Lines of data:
++++
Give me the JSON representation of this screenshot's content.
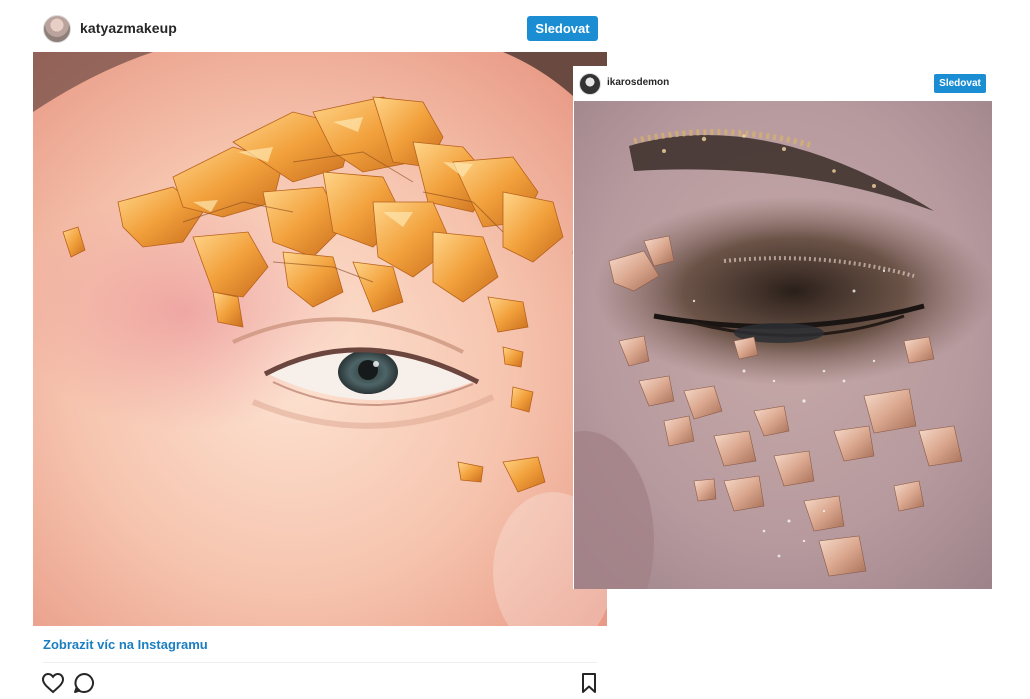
{
  "post1": {
    "username": "katyazmakeup",
    "follow_label": "Sledovat",
    "view_more_label": "Zobrazit víc na Instagramu",
    "photo": "close-up of eye with orange gold leaf on brow",
    "icons": [
      "heart-icon",
      "comment-icon",
      "bookmark-icon"
    ]
  },
  "post2": {
    "username": "ikarosdemon",
    "follow_label": "Sledovat",
    "photo": "close-up of closed eye with smoky shadow and rose gold flakes"
  },
  "colors": {
    "follow_button": "#1b8ed3",
    "link": "#1a7ec1",
    "text": "#262626"
  }
}
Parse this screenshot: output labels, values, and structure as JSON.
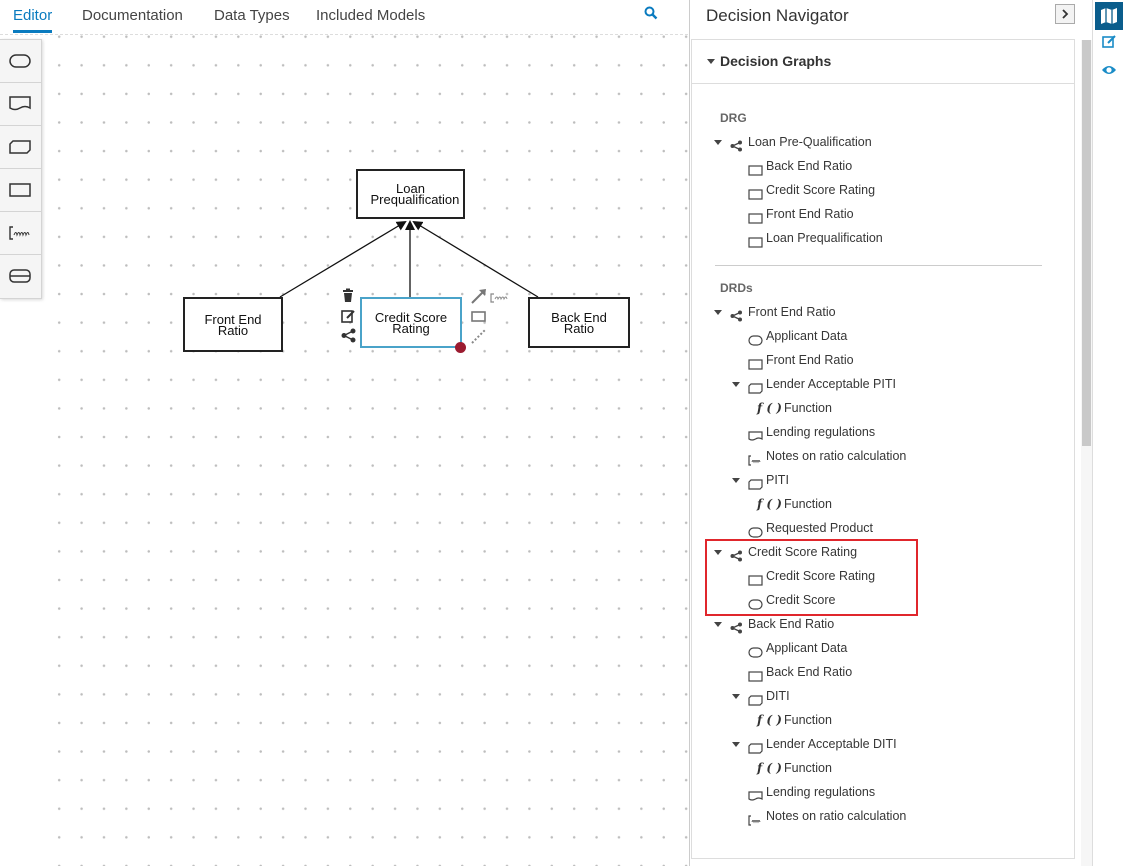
{
  "tabs": [
    {
      "label": "Editor"
    },
    {
      "label": "Documentation"
    },
    {
      "label": "Data Types"
    },
    {
      "label": "Included Models"
    }
  ],
  "icons": {
    "search": "search-icon",
    "palette": [
      "input-data-icon",
      "knowledge-source-icon",
      "business-knowledge-model-icon",
      "decision-icon",
      "text-annotation-icon",
      "decision-service-icon"
    ],
    "node_controls": [
      "trash-icon",
      "edit-icon",
      "share-icon",
      "connector-arrow-icon",
      "annotation-icon",
      "decision-node-icon",
      "dashed-connector-icon"
    ],
    "sidebar": [
      "map-icon",
      "edit-icon",
      "eye-icon"
    ]
  },
  "colors": {
    "accent": "#0a7bbf",
    "selected_node_border": "#4aa3c9",
    "highlight": "#e0262c",
    "connector_dot": "#9b1b30",
    "sidebar_active": "#0a5d8c"
  },
  "canvas": {
    "nodes": {
      "loan": "Loan Prequalification",
      "front": "Front End Ratio",
      "credit": "Credit Score Rating",
      "back": "Back End Ratio"
    }
  },
  "navigator": {
    "title": "Decision Navigator",
    "section": "Decision Graphs",
    "drg_label": "DRG",
    "drds_label": "DRDs",
    "rows": [
      {
        "label": "Loan Pre-Qualification",
        "icon": "graph"
      },
      {
        "label": "Back End Ratio",
        "icon": "decision"
      },
      {
        "label": "Credit Score Rating",
        "icon": "decision"
      },
      {
        "label": "Front End Ratio",
        "icon": "decision"
      },
      {
        "label": "Loan Prequalification",
        "icon": "decision"
      },
      {
        "label": "Front End Ratio",
        "icon": "graph"
      },
      {
        "label": "Applicant Data",
        "icon": "input"
      },
      {
        "label": "Front End Ratio",
        "icon": "decision"
      },
      {
        "label": "Lender Acceptable PITI",
        "icon": "bkm"
      },
      {
        "label": "Function",
        "icon": "function",
        "fn_glyph": "f ( )"
      },
      {
        "label": "Lending regulations",
        "icon": "knowledge"
      },
      {
        "label": "Notes on ratio calculation",
        "icon": "annotation"
      },
      {
        "label": "PITI",
        "icon": "bkm"
      },
      {
        "label": "Function",
        "icon": "function",
        "fn_glyph": "f ( )"
      },
      {
        "label": "Requested Product",
        "icon": "input"
      },
      {
        "label": "Credit Score Rating",
        "icon": "graph"
      },
      {
        "label": "Credit Score Rating",
        "icon": "decision"
      },
      {
        "label": "Credit Score",
        "icon": "input"
      },
      {
        "label": "Back End Ratio",
        "icon": "graph"
      },
      {
        "label": "Applicant Data",
        "icon": "input"
      },
      {
        "label": "Back End Ratio",
        "icon": "decision"
      },
      {
        "label": "DITI",
        "icon": "bkm"
      },
      {
        "label": "Function",
        "icon": "function",
        "fn_glyph": "f ( )"
      },
      {
        "label": "Lender Acceptable DITI",
        "icon": "bkm"
      },
      {
        "label": "Function",
        "icon": "function",
        "fn_glyph": "f ( )"
      },
      {
        "label": "Lending regulations",
        "icon": "knowledge"
      },
      {
        "label": "Notes on ratio calculation",
        "icon": "annotation"
      }
    ]
  }
}
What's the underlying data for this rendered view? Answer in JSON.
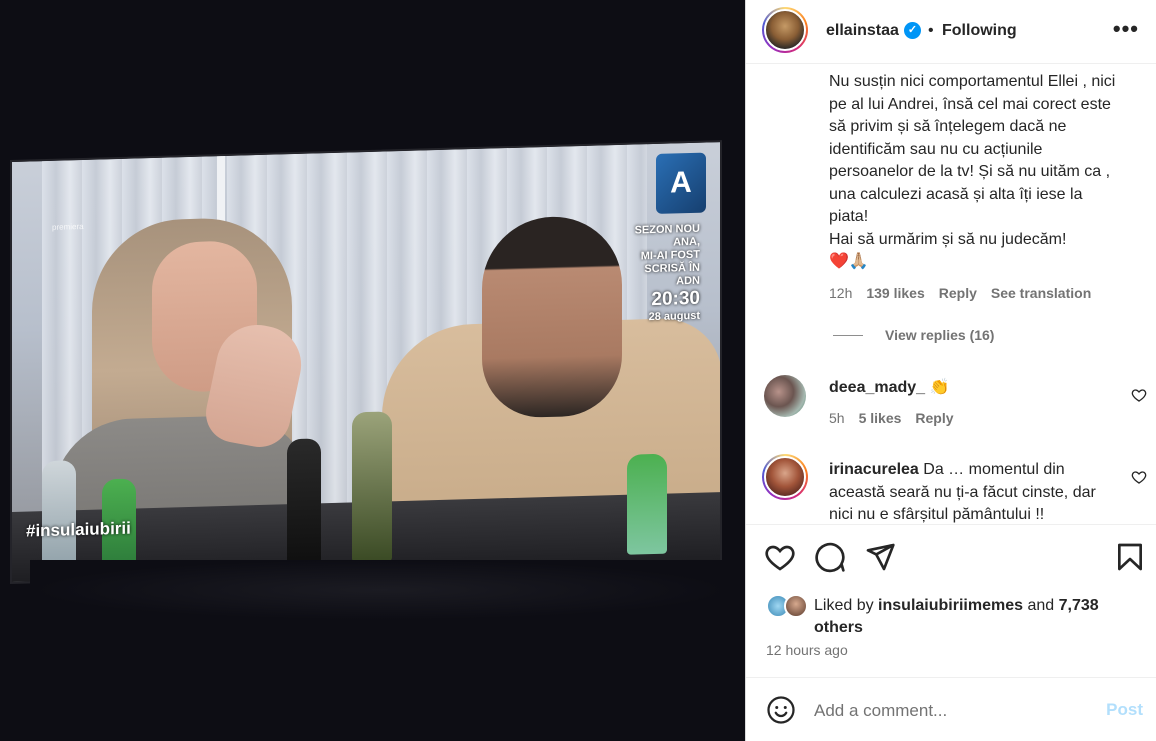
++++
Set down the lines of the records above exactly, apart from the pictures.

Give me the JSON representation of this screenshot's content.
{
  "post1": {
    "username": "katyazmakeup",
    "follow_label": "Sledovat",
    "view_more_label": "Zobrazit víc na Instagramu",
    "photo": "close-up of eye with orange gold leaf on brow",
    "icons": [
      "heart-icon",
      "comment-icon",
      "bookmark-icon"
    ]
  },
  "post2": {
    "username": "ikarosdemon",
    "follow_label": "Sledovat",
    "photo": "close-up of closed eye with smoky shadow and rose gold flakes"
  },
  "colors": {
    "follow_button": "#1b8ed3",
    "link": "#1a7ec1",
    "text": "#262626"
  }
}
Parse this screenshot: output labels, values, and structure as JSON.
{
  "tabs": [
    {
      "label": "Editor"
    },
    {
      "label": "Documentation"
    },
    {
      "label": "Data Types"
    },
    {
      "label": "Included Models"
    }
  ],
  "icons": {
    "search": "search-icon",
    "palette": [
      "input-data-icon",
      "knowledge-source-icon",
      "business-knowledge-model-icon",
      "decision-icon",
      "text-annotation-icon",
      "decision-service-icon"
    ],
    "node_controls": [
      "trash-icon",
      "edit-icon",
      "share-icon",
      "connector-arrow-icon",
      "annotation-icon",
      "decision-node-icon",
      "dashed-connector-icon"
    ],
    "sidebar": [
      "map-icon",
      "edit-icon",
      "eye-icon"
    ]
  },
  "colors": {
    "accent": "#0a7bbf",
    "selected_node_border": "#4aa3c9",
    "highlight": "#e0262c",
    "connector_dot": "#9b1b30",
    "sidebar_active": "#0a5d8c"
  },
  "canvas": {
    "nodes": {
      "loan": "Loan Prequalification",
      "front": "Front End Ratio",
      "credit": "Credit Score Rating",
      "back": "Back End Ratio"
    }
  },
  "navigator": {
    "title": "Decision Navigator",
    "section": "Decision Graphs",
    "drg_label": "DRG",
    "drds_label": "DRDs",
    "rows": [
      {
        "label": "Loan Pre-Qualification",
        "icon": "graph"
      },
      {
        "label": "Back End Ratio",
        "icon": "decision"
      },
      {
        "label": "Credit Score Rating",
        "icon": "decision"
      },
      {
        "label": "Front End Ratio",
        "icon": "decision"
      },
      {
        "label": "Loan Prequalification",
        "icon": "decision"
      },
      {
        "label": "Front End Ratio",
        "icon": "graph"
      },
      {
        "label": "Applicant Data",
        "icon": "input"
      },
      {
        "label": "Front End Ratio",
        "icon": "decision"
      },
      {
        "label": "Lender Acceptable PITI",
        "icon": "bkm"
      },
      {
        "label": "Function",
        "icon": "function",
        "fn_glyph": "f ( )"
      },
      {
        "label": "Lending regulations",
        "icon": "knowledge"
      },
      {
        "label": "Notes on ratio calculation",
        "icon": "annotation"
      },
      {
        "label": "PITI",
        "icon": "bkm"
      },
      {
        "label": "Function",
        "icon": "function",
        "fn_glyph": "f ( )"
      },
      {
        "label": "Requested Product",
        "icon": "input"
      },
      {
        "label": "Credit Score Rating",
        "icon": "graph"
      },
      {
        "label": "Credit Score Rating",
        "icon": "decision"
      },
      {
        "label": "Credit Score",
        "icon": "input"
      },
      {
        "label": "Back End Ratio",
        "icon": "graph"
      },
      {
        "label": "Applicant Data",
        "icon": "input"
      },
      {
        "label": "Back End Ratio",
        "icon": "decision"
      },
      {
        "label": "DITI",
        "icon": "bkm"
      },
      {
        "label": "Function",
        "icon": "function",
        "fn_glyph": "f ( )"
      },
      {
        "label": "Lender Acceptable DITI",
        "icon": "bkm"
      },
      {
        "label": "Function",
        "icon": "function",
        "fn_glyph": "f ( )"
      },
      {
        "label": "Lending regulations",
        "icon": "knowledge"
      },
      {
        "label": "Notes on ratio calculation",
        "icon": "annotation"
      }
    ]
  }
}
What's the underlying data for this rendered view? Answer in JSON.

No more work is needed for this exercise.